== REQUIREMENT ==
Extract the text of each entry below exactly, leaving every image behind.

[Records that describe figures]
▬▬▬▬▬▬▬▬▬▬
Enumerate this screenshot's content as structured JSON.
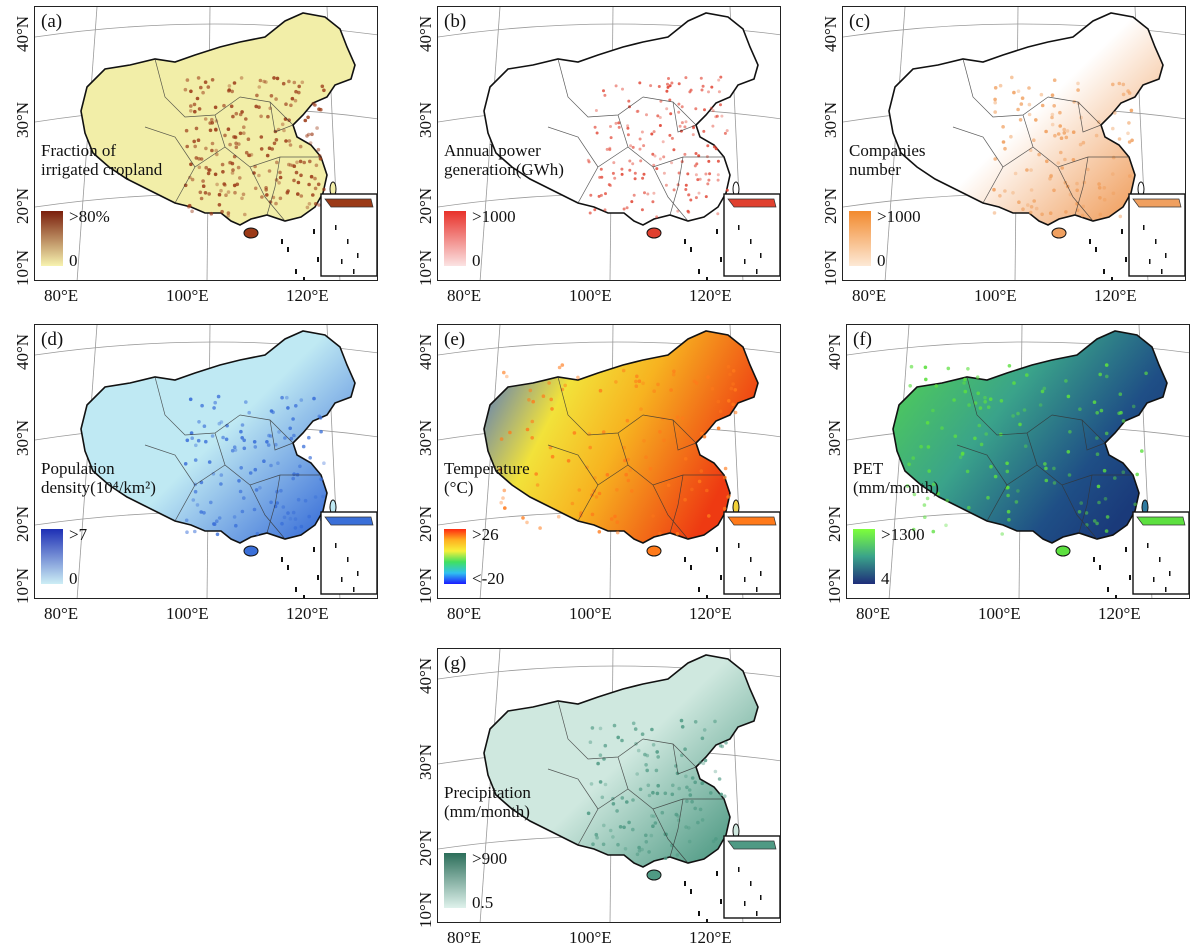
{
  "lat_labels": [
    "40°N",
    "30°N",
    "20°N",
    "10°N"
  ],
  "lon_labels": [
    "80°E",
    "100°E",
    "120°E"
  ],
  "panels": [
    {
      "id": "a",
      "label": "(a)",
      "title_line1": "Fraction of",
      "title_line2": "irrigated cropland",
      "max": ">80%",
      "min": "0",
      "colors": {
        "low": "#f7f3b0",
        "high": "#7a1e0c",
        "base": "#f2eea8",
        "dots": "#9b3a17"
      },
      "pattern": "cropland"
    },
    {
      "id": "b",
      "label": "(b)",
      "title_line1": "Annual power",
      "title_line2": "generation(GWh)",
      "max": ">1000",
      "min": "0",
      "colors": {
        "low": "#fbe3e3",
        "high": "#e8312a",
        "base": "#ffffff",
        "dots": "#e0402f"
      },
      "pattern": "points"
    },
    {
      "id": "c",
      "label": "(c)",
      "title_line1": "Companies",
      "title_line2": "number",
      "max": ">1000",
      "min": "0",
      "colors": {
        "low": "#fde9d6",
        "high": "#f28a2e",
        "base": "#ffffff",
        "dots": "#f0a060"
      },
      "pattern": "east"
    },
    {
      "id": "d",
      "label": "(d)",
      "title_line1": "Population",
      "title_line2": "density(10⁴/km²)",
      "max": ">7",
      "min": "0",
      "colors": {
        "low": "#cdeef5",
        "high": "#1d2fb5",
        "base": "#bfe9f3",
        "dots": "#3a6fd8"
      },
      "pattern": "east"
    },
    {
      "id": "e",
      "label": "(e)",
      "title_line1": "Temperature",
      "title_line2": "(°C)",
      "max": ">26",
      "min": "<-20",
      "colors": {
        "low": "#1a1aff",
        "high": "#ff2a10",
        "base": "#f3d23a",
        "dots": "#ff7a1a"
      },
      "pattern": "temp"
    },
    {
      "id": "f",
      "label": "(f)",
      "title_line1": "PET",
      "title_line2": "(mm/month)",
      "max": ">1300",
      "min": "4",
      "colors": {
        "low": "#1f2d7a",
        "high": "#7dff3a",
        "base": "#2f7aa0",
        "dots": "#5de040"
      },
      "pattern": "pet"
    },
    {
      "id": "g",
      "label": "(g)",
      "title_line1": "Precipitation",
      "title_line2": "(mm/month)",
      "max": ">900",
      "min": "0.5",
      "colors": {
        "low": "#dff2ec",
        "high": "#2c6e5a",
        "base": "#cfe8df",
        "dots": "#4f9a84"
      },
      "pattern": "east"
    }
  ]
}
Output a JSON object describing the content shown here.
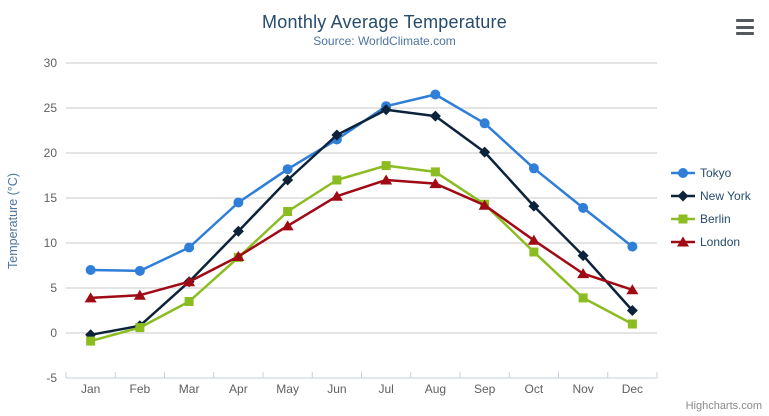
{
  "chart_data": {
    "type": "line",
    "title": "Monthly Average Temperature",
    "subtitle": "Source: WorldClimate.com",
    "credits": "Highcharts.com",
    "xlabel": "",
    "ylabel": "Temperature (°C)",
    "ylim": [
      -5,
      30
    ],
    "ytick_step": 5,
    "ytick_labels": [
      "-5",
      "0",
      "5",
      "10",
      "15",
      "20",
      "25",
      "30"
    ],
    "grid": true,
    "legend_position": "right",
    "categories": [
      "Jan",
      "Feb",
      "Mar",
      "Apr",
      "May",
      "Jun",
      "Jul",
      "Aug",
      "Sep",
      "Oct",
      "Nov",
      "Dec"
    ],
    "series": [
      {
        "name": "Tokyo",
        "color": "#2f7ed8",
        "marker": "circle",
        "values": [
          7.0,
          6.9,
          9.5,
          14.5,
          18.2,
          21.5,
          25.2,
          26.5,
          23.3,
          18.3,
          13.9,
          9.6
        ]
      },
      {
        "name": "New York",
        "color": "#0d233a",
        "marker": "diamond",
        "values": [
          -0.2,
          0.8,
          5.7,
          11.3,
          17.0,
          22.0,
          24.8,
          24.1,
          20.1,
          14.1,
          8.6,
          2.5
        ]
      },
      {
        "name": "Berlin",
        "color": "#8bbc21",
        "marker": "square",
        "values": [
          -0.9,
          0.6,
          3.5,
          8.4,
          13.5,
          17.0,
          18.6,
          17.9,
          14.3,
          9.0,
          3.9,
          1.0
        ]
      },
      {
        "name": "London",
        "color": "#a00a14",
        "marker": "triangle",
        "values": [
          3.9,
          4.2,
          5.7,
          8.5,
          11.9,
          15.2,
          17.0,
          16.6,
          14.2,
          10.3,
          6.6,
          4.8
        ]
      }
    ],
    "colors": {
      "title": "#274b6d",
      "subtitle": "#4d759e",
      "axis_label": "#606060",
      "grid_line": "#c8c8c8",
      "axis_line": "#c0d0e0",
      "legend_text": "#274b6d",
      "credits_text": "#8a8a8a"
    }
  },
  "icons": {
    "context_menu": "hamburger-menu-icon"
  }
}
▬▬▬▬▬▬▬▬▬▬
== OUTPUT ==
Enumerate this screenshot's content as structured JSON.
{
  "lat_labels": [
    "40°N",
    "30°N",
    "20°N",
    "10°N"
  ],
  "lon_labels": [
    "80°E",
    "100°E",
    "120°E"
  ],
  "panels": [
    {
      "id": "a",
      "label": "(a)",
      "title_line1": "Fraction of",
      "title_line2": "irrigated cropland",
      "max": ">80%",
      "min": "0",
      "colors": {
        "low": "#f7f3b0",
        "high": "#7a1e0c",
        "base": "#f2eea8",
        "dots": "#9b3a17"
      },
      "pattern": "cropland"
    },
    {
      "id": "b",
      "label": "(b)",
      "title_line1": "Annual power",
      "title_line2": "generation(GWh)",
      "max": ">1000",
      "min": "0",
      "colors": {
        "low": "#fbe3e3",
        "high": "#e8312a",
        "base": "#ffffff",
        "dots": "#e0402f"
      },
      "pattern": "points"
    },
    {
      "id": "c",
      "label": "(c)",
      "title_line1": "Companies",
      "title_line2": "number",
      "max": ">1000",
      "min": "0",
      "colors": {
        "low": "#fde9d6",
        "high": "#f28a2e",
        "base": "#ffffff",
        "dots": "#f0a060"
      },
      "pattern": "east"
    },
    {
      "id": "d",
      "label": "(d)",
      "title_line1": "Population",
      "title_line2": "density(10⁴/km²)",
      "max": ">7",
      "min": "0",
      "colors": {
        "low": "#cdeef5",
        "high": "#1d2fb5",
        "base": "#bfe9f3",
        "dots": "#3a6fd8"
      },
      "pattern": "east"
    },
    {
      "id": "e",
      "label": "(e)",
      "title_line1": "Temperature",
      "title_line2": "(°C)",
      "max": ">26",
      "min": "<-20",
      "colors": {
        "low": "#1a1aff",
        "high": "#ff2a10",
        "base": "#f3d23a",
        "dots": "#ff7a1a"
      },
      "pattern": "temp"
    },
    {
      "id": "f",
      "label": "(f)",
      "title_line1": "PET",
      "title_line2": "(mm/month)",
      "max": ">1300",
      "min": "4",
      "colors": {
        "low": "#1f2d7a",
        "high": "#7dff3a",
        "base": "#2f7aa0",
        "dots": "#5de040"
      },
      "pattern": "pet"
    },
    {
      "id": "g",
      "label": "(g)",
      "title_line1": "Precipitation",
      "title_line2": "(mm/month)",
      "max": ">900",
      "min": "0.5",
      "colors": {
        "low": "#dff2ec",
        "high": "#2c6e5a",
        "base": "#cfe8df",
        "dots": "#4f9a84"
      },
      "pattern": "east"
    }
  ]
}
Output a JSON object describing the content shown here.
{
  "chart_data": {
    "type": "line",
    "title": "Monthly Average Temperature",
    "subtitle": "Source: WorldClimate.com",
    "credits": "Highcharts.com",
    "xlabel": "",
    "ylabel": "Temperature (°C)",
    "ylim": [
      -5,
      30
    ],
    "ytick_step": 5,
    "ytick_labels": [
      "-5",
      "0",
      "5",
      "10",
      "15",
      "20",
      "25",
      "30"
    ],
    "grid": true,
    "legend_position": "right",
    "categories": [
      "Jan",
      "Feb",
      "Mar",
      "Apr",
      "May",
      "Jun",
      "Jul",
      "Aug",
      "Sep",
      "Oct",
      "Nov",
      "Dec"
    ],
    "series": [
      {
        "name": "Tokyo",
        "color": "#2f7ed8",
        "marker": "circle",
        "values": [
          7.0,
          6.9,
          9.5,
          14.5,
          18.2,
          21.5,
          25.2,
          26.5,
          23.3,
          18.3,
          13.9,
          9.6
        ]
      },
      {
        "name": "New York",
        "color": "#0d233a",
        "marker": "diamond",
        "values": [
          -0.2,
          0.8,
          5.7,
          11.3,
          17.0,
          22.0,
          24.8,
          24.1,
          20.1,
          14.1,
          8.6,
          2.5
        ]
      },
      {
        "name": "Berlin",
        "color": "#8bbc21",
        "marker": "square",
        "values": [
          -0.9,
          0.6,
          3.5,
          8.4,
          13.5,
          17.0,
          18.6,
          17.9,
          14.3,
          9.0,
          3.9,
          1.0
        ]
      },
      {
        "name": "London",
        "color": "#a00a14",
        "marker": "triangle",
        "values": [
          3.9,
          4.2,
          5.7,
          8.5,
          11.9,
          15.2,
          17.0,
          16.6,
          14.2,
          10.3,
          6.6,
          4.8
        ]
      }
    ],
    "colors": {
      "title": "#274b6d",
      "subtitle": "#4d759e",
      "axis_label": "#606060",
      "grid_line": "#c8c8c8",
      "axis_line": "#c0d0e0",
      "legend_text": "#274b6d",
      "credits_text": "#8a8a8a"
    }
  },
  "icons": {
    "context_menu": "hamburger-menu-icon"
  }
}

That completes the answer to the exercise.